▼

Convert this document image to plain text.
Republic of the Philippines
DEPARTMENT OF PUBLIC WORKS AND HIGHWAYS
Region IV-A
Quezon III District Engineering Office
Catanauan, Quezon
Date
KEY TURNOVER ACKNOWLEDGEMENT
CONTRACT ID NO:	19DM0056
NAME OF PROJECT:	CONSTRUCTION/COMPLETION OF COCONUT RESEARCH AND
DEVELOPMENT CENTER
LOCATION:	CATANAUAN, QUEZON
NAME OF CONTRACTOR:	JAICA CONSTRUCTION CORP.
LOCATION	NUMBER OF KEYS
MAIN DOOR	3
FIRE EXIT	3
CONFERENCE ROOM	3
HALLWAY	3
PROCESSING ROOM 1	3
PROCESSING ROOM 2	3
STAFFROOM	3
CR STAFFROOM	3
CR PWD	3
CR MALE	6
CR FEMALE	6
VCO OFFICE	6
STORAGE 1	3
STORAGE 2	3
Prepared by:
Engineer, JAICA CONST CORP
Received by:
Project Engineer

▲
▼

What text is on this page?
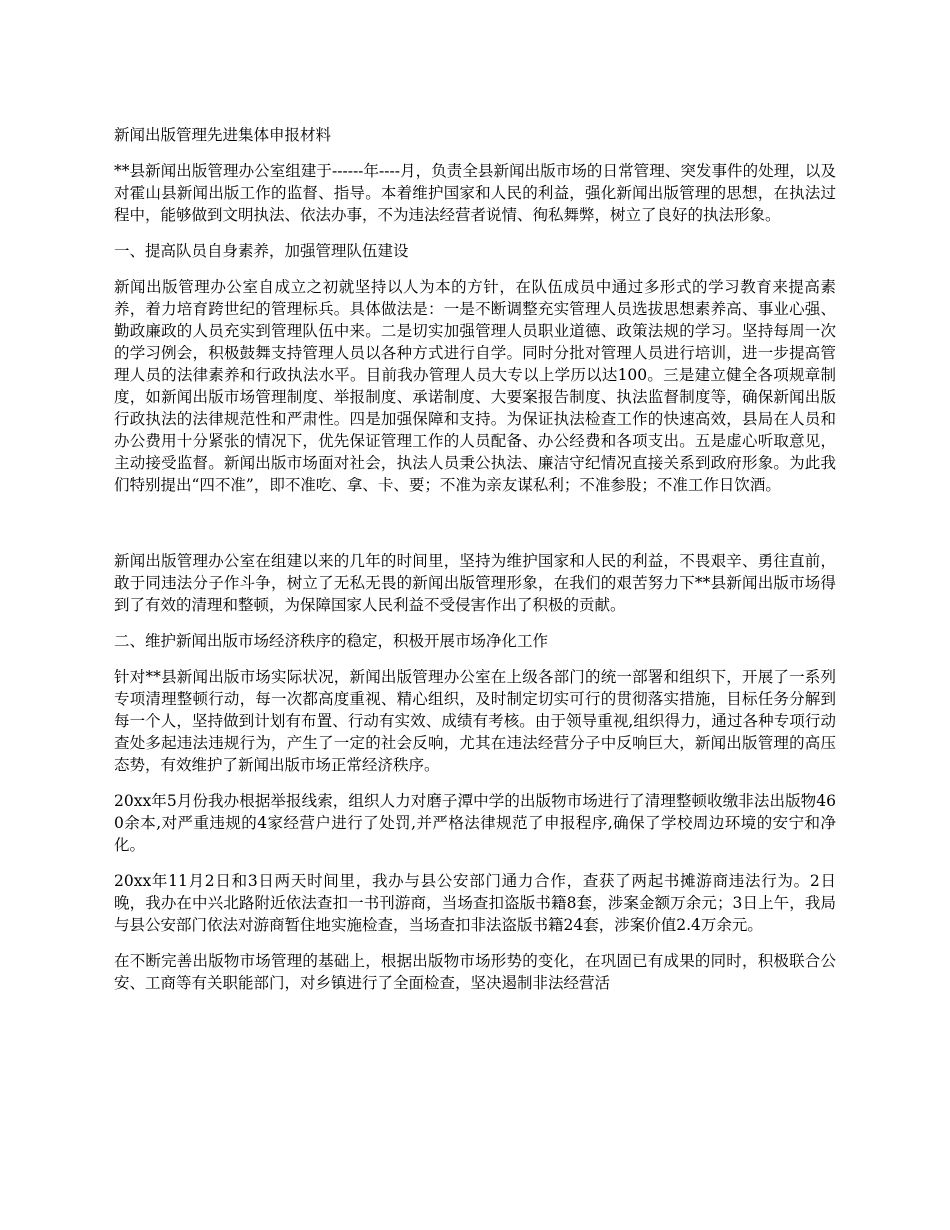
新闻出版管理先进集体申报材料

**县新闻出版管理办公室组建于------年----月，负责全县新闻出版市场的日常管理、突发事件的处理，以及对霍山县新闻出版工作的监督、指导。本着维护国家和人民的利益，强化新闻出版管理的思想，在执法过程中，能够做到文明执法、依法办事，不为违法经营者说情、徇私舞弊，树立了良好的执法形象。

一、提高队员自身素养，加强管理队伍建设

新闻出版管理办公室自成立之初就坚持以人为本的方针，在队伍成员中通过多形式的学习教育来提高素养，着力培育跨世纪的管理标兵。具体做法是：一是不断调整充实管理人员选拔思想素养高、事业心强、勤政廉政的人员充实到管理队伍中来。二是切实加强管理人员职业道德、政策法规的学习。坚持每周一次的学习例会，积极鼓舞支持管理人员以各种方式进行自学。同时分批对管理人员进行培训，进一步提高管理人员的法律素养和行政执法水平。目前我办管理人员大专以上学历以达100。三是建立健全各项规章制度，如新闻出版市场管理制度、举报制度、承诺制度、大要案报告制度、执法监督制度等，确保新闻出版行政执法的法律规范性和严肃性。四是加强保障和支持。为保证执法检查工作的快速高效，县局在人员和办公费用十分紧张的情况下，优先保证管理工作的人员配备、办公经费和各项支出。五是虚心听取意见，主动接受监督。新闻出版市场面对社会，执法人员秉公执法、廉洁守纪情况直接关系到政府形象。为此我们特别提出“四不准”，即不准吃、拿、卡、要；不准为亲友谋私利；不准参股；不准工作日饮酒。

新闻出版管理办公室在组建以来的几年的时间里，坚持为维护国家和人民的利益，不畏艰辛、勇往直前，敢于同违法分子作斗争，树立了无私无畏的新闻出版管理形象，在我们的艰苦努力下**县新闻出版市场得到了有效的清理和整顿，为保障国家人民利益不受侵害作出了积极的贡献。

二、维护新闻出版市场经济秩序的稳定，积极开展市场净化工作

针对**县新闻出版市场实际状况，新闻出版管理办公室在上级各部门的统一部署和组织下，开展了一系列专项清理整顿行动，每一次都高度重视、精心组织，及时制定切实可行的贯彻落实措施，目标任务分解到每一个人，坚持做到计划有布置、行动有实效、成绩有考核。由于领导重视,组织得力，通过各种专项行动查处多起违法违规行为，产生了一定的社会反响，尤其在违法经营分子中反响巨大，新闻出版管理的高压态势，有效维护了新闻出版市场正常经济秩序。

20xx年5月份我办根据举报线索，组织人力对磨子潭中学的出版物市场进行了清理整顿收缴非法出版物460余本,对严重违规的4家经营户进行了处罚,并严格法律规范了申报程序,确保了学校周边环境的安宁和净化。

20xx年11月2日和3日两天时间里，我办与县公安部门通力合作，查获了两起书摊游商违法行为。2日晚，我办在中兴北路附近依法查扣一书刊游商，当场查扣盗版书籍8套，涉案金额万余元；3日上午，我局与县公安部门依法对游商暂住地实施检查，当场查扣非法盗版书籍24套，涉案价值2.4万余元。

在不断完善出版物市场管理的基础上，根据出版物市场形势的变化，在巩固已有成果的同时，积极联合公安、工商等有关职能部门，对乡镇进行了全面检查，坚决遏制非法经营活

▲

Using the listing above, pick out each line that contains the word "NAME", then copy it.

Answer to this exercise ->
NAME OF PROJECT:	CONSTRUCTION/COMPLETION OF COCONUT RESEARCH AND
NAME OF CONTRACTOR:	JAICA CONSTRUCTION CORP.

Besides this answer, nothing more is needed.